What the exercise asks: Wherever the word "Segment" appears in a line, extract that line.

Supplied records:
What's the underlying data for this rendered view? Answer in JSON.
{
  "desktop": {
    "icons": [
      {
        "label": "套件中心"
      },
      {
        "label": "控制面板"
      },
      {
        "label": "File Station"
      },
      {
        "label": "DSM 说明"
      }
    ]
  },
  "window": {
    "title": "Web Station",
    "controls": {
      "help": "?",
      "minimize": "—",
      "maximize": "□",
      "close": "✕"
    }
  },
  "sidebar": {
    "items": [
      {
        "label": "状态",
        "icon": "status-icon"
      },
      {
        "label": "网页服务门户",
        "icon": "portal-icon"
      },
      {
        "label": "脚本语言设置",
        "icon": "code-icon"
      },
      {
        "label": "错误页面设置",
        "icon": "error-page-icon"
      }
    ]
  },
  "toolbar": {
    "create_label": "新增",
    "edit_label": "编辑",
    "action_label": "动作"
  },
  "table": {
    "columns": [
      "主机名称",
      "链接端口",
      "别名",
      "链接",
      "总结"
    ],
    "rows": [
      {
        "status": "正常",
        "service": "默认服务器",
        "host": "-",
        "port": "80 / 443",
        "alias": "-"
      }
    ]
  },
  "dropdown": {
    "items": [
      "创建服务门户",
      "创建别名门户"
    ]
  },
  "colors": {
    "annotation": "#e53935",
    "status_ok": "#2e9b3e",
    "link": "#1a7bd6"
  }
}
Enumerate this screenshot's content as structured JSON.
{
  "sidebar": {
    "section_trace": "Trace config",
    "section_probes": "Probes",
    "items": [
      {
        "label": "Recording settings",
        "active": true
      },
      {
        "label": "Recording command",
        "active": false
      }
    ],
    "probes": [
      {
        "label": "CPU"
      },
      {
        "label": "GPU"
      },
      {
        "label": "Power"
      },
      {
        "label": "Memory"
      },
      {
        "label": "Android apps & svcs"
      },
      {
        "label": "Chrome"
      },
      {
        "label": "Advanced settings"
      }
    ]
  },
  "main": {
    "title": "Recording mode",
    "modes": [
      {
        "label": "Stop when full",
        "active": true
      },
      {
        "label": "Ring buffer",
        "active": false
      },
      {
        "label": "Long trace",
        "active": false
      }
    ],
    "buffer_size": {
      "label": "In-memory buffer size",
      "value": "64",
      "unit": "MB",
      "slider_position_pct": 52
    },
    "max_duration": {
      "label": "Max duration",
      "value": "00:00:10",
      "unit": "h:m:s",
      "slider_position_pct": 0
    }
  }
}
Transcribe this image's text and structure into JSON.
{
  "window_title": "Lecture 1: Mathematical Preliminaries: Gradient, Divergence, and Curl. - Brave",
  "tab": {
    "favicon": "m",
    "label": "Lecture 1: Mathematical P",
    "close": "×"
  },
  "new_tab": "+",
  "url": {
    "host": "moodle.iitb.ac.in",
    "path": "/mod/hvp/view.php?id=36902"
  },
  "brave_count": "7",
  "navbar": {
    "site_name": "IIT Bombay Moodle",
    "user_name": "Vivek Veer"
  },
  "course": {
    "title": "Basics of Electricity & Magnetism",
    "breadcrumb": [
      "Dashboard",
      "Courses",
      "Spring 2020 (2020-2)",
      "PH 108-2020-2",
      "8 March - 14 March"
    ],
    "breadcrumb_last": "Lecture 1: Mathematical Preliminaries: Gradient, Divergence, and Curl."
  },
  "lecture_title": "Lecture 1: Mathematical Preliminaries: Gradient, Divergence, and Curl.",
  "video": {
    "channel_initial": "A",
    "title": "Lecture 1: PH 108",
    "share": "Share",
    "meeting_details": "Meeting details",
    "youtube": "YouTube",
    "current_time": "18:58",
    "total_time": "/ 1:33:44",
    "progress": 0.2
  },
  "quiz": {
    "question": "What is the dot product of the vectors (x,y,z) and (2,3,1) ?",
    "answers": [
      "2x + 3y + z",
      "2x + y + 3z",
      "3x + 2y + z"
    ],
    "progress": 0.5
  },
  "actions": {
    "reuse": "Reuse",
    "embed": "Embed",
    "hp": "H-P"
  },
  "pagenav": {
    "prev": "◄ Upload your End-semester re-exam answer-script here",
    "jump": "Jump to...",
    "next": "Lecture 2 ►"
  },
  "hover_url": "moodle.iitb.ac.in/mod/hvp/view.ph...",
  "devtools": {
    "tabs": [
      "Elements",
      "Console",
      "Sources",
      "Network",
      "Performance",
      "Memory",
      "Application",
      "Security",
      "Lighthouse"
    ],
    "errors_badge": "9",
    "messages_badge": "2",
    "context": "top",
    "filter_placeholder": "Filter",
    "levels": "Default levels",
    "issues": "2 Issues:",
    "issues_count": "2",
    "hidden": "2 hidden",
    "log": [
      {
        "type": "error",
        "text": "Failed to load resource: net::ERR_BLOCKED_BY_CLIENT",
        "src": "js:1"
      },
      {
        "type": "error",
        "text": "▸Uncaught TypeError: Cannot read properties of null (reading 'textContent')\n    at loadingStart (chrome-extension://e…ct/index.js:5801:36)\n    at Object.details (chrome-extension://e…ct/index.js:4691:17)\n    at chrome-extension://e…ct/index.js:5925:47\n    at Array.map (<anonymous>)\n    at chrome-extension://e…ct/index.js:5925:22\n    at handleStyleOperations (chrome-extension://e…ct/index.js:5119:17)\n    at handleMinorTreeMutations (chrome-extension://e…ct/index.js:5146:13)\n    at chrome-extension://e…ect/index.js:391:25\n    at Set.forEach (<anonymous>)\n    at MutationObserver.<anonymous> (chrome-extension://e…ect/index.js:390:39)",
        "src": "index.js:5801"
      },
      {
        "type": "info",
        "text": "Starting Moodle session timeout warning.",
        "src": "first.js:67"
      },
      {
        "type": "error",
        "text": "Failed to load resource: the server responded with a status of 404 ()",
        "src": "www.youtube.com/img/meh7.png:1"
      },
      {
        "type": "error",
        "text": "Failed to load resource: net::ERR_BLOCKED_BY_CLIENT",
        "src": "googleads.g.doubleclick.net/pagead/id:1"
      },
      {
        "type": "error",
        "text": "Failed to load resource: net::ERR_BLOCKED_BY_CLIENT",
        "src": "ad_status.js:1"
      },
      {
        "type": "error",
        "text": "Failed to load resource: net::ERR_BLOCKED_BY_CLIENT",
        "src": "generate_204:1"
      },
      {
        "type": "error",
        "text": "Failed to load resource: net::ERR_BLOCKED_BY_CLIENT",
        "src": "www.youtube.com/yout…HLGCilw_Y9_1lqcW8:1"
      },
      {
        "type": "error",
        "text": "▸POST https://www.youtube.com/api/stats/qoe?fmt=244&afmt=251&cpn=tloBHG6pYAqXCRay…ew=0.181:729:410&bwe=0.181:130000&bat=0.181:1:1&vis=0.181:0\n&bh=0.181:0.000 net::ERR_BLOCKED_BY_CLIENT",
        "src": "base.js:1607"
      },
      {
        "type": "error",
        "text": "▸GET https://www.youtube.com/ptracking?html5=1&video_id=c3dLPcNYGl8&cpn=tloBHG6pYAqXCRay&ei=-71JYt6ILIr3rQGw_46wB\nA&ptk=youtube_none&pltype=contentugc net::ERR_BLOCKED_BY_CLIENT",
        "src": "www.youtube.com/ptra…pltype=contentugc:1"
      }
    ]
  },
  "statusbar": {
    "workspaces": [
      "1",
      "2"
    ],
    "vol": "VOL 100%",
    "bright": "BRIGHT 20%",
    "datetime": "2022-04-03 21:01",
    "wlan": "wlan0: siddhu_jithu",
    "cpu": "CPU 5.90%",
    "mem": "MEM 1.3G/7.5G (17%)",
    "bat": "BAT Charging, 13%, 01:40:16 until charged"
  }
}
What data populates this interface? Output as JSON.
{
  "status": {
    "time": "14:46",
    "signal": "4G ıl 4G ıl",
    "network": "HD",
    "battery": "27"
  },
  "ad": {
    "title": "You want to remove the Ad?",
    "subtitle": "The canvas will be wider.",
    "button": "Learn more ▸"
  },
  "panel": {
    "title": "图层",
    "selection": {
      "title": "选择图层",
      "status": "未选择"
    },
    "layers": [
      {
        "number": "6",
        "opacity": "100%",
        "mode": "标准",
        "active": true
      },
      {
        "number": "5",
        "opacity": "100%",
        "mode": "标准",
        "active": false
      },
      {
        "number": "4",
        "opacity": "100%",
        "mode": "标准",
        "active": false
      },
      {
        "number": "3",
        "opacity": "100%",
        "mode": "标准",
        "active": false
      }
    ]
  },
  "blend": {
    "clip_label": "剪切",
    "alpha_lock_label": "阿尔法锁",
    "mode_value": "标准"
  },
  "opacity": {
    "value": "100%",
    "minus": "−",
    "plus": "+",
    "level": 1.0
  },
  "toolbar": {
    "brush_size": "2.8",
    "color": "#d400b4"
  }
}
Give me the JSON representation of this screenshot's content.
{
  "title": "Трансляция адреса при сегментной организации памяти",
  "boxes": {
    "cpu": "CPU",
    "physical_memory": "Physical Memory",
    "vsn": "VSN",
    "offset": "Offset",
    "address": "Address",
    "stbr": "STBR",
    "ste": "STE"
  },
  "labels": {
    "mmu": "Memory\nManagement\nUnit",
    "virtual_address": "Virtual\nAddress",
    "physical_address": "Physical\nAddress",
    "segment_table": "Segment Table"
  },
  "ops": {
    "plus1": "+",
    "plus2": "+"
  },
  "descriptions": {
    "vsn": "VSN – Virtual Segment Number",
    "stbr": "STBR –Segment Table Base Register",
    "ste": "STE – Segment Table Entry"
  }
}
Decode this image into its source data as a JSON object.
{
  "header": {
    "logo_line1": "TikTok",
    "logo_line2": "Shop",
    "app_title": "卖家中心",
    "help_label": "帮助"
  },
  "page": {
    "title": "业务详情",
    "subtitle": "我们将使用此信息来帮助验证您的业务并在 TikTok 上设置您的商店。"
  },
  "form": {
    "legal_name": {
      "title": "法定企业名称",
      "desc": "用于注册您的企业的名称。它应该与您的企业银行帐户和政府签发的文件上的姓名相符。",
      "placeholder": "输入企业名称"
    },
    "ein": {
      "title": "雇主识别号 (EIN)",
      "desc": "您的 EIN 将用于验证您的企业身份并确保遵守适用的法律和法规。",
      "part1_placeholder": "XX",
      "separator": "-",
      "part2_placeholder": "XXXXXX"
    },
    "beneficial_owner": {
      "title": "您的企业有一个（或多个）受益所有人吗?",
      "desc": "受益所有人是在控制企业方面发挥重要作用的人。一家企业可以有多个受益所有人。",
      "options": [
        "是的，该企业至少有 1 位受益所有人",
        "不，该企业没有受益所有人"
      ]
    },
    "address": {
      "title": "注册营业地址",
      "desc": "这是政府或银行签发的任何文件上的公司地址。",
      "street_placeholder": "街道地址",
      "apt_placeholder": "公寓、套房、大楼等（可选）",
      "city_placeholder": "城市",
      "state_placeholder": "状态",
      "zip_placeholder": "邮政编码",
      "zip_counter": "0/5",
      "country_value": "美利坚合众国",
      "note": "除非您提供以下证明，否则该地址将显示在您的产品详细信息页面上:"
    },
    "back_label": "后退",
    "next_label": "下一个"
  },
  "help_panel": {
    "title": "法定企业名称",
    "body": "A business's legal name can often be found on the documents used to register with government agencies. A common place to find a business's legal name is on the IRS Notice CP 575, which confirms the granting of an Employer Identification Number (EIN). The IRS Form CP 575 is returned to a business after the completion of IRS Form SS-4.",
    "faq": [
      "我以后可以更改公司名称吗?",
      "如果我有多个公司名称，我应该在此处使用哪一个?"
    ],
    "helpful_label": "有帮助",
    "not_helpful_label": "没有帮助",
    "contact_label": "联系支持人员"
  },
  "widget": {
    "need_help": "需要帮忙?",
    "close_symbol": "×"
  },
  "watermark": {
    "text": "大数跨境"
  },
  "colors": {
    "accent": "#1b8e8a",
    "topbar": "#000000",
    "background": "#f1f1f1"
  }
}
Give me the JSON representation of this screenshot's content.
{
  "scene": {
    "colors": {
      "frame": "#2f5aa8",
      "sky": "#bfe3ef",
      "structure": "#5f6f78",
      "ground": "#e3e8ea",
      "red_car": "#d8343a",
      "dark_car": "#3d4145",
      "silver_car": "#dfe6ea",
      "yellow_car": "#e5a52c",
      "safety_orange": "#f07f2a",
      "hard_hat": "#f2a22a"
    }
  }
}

Expected answer:
    "segment_table": "Segment Table"
    "vsn": "VSN – Virtual Segment Number",
    "stbr": "STBR –Segment Table Base Register",
    "ste": "STE – Segment Table Entry"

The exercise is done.